## Data listing
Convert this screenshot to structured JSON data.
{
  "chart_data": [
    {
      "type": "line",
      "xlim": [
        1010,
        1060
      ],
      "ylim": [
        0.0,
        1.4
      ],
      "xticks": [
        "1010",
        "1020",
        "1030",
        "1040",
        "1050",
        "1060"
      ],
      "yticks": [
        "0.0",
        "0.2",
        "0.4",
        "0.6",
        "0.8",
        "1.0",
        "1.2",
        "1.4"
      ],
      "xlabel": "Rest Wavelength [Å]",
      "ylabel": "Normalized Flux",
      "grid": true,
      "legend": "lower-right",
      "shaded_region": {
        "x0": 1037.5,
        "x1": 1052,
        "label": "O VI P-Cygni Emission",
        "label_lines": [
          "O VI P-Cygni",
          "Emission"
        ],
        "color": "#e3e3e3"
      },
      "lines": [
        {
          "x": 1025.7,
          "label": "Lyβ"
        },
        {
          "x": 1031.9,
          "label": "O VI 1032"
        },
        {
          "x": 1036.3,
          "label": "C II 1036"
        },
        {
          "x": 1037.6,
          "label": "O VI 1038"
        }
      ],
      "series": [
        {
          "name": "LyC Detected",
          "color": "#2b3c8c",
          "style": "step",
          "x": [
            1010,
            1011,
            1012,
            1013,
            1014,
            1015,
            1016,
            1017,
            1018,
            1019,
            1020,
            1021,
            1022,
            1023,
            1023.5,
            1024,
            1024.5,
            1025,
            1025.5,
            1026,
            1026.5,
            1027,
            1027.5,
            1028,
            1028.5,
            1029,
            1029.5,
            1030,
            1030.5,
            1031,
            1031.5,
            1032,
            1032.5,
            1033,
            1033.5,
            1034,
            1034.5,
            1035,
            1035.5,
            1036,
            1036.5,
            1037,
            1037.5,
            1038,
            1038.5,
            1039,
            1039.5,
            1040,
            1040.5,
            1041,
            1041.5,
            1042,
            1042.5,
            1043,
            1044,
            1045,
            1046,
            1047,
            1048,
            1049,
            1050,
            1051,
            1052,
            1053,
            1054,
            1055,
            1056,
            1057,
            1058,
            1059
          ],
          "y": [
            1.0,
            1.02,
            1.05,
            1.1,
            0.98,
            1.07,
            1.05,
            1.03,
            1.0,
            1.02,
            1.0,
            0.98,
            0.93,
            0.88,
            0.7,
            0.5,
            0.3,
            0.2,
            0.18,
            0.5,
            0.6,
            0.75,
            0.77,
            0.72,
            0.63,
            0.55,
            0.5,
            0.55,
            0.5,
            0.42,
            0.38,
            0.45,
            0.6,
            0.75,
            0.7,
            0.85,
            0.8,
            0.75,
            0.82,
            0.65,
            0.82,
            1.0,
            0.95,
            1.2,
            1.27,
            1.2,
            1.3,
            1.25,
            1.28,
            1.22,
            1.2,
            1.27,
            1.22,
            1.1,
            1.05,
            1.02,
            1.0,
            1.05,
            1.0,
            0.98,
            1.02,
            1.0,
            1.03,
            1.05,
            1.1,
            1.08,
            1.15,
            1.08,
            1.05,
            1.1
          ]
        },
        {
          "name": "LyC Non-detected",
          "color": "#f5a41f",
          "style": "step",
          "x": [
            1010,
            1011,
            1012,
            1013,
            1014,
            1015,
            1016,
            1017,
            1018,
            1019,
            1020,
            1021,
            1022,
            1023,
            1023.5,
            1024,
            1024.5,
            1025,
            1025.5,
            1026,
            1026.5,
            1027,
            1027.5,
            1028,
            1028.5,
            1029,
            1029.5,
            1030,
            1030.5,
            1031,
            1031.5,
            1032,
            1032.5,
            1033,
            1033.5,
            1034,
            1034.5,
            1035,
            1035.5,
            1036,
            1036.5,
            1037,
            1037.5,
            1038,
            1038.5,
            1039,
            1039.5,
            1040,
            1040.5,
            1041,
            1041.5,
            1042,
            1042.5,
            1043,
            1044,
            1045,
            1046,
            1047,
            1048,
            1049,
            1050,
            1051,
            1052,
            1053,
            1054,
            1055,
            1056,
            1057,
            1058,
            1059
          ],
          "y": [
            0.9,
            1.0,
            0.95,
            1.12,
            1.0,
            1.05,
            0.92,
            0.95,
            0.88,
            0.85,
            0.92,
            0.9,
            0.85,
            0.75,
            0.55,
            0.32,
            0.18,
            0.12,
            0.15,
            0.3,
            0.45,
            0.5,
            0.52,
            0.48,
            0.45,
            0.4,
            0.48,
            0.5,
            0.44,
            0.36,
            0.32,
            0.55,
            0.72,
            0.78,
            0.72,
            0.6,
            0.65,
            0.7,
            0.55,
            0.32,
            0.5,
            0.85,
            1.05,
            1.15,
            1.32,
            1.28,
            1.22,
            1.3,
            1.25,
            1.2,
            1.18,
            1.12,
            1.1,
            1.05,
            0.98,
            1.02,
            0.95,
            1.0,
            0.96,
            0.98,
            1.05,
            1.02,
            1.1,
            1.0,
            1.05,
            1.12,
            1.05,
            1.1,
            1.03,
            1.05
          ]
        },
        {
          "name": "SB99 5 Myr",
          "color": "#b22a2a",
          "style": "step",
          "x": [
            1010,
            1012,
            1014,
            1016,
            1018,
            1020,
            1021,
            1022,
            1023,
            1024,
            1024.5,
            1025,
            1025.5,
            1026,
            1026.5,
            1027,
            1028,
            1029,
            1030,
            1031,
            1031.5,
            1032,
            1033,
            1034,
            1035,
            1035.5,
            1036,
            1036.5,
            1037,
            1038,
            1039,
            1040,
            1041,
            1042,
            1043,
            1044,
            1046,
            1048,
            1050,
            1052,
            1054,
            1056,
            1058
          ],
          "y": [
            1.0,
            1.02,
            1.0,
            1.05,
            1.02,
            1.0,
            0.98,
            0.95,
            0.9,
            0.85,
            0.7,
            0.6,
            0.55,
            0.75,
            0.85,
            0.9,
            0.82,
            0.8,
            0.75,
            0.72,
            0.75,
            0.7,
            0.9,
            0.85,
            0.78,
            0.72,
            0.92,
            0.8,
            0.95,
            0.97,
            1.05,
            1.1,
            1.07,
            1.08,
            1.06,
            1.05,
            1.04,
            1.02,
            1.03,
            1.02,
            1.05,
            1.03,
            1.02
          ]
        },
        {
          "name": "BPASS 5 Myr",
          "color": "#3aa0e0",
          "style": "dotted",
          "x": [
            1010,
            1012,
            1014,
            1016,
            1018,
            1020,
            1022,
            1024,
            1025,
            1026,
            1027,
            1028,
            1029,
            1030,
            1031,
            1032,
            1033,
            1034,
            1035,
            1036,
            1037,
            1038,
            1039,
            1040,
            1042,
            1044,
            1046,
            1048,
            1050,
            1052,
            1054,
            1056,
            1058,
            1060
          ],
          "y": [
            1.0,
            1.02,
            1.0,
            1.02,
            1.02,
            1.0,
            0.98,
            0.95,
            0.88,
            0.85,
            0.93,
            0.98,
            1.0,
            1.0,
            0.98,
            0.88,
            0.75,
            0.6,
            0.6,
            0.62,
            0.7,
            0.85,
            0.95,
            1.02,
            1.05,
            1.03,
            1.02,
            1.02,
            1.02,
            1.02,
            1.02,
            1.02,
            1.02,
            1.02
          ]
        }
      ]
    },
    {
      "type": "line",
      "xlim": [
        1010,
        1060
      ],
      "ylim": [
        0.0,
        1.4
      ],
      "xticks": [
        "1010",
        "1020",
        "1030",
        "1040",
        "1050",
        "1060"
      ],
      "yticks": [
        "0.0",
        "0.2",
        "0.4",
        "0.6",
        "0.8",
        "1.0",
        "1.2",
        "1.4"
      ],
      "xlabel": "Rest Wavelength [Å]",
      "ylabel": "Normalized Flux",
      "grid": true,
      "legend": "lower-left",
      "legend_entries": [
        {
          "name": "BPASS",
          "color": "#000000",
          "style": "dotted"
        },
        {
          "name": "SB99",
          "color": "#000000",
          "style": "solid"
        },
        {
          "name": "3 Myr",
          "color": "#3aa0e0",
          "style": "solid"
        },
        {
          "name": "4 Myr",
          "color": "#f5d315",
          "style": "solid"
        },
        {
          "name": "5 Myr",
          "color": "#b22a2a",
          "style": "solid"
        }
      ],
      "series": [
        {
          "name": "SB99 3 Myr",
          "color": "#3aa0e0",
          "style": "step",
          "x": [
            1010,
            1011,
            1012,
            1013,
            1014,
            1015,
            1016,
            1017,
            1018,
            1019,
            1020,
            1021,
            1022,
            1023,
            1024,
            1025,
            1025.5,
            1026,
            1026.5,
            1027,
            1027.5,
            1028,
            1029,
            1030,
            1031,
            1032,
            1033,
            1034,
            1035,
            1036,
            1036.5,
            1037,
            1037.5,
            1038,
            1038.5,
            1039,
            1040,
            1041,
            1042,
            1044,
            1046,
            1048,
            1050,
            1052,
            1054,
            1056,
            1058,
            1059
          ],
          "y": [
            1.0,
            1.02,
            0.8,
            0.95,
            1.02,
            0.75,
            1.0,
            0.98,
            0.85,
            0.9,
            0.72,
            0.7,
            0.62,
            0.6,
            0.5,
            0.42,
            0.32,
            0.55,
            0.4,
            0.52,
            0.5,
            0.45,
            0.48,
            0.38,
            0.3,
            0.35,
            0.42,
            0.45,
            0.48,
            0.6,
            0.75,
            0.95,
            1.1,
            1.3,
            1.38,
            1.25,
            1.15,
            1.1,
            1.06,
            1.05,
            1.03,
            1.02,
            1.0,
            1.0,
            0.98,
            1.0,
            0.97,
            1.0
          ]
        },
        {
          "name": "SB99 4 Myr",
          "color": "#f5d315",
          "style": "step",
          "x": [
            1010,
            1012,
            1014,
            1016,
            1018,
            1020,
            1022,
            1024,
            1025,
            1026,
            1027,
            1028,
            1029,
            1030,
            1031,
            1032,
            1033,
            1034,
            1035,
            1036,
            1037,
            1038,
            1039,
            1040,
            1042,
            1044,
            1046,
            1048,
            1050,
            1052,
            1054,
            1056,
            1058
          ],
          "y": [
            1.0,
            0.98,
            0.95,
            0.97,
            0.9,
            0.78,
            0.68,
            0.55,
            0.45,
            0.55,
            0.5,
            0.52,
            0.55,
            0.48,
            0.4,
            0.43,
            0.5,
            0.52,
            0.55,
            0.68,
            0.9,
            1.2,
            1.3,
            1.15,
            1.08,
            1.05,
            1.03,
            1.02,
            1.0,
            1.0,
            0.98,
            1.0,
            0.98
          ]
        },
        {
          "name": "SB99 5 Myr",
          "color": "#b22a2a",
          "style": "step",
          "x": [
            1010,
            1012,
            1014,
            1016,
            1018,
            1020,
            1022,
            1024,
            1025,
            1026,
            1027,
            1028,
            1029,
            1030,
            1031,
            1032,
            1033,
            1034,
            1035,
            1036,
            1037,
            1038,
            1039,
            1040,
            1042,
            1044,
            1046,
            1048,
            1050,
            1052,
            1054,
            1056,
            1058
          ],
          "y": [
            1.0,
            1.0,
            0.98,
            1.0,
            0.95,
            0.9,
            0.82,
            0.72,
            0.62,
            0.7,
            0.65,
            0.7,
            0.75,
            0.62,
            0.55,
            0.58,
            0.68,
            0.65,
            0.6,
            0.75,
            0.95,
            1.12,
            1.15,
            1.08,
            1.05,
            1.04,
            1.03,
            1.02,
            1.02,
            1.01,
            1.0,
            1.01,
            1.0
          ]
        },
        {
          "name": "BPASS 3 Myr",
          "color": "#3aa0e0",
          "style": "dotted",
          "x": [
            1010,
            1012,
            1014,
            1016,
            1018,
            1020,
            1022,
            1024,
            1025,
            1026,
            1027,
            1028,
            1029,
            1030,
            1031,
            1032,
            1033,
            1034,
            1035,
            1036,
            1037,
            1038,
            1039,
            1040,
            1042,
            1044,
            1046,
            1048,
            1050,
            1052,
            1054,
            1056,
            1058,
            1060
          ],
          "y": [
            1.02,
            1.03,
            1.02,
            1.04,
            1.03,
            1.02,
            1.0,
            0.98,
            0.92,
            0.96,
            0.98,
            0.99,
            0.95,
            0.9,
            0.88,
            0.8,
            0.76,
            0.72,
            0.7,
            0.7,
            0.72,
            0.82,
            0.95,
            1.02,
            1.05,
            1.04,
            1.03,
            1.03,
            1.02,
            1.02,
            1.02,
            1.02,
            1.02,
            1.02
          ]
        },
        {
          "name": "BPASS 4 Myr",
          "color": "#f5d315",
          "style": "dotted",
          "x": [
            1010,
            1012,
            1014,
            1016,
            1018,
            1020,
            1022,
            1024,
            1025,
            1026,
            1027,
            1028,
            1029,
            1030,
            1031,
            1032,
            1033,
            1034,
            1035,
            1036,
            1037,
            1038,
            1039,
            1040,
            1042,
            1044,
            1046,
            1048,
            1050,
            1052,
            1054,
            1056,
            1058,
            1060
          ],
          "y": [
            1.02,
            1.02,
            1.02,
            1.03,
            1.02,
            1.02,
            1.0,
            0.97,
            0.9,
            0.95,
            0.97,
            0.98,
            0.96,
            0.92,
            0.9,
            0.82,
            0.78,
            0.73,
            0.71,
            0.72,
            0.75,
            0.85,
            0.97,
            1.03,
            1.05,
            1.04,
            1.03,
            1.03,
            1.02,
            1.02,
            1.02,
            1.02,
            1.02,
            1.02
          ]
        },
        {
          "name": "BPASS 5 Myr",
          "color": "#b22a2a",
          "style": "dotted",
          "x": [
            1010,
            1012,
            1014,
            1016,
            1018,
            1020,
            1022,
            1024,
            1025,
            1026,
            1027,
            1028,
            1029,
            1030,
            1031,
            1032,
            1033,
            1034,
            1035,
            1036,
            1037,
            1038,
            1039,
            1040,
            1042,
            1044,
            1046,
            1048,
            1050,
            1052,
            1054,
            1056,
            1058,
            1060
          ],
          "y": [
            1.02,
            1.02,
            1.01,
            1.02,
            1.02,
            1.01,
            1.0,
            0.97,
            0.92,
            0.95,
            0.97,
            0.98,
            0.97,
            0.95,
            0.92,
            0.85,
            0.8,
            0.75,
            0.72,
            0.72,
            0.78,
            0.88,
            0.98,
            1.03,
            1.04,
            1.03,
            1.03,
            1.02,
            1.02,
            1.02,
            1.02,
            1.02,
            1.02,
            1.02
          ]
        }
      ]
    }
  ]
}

## Task details
Filter the records above for "BPASS" and copy every matching line.

## The completed task
          "name": "BPASS 5 Myr",
          "name": "BPASS",
          "name": "BPASS 3 Myr",
          "name": "BPASS 4 Myr",
          "name": "BPASS 5 Myr",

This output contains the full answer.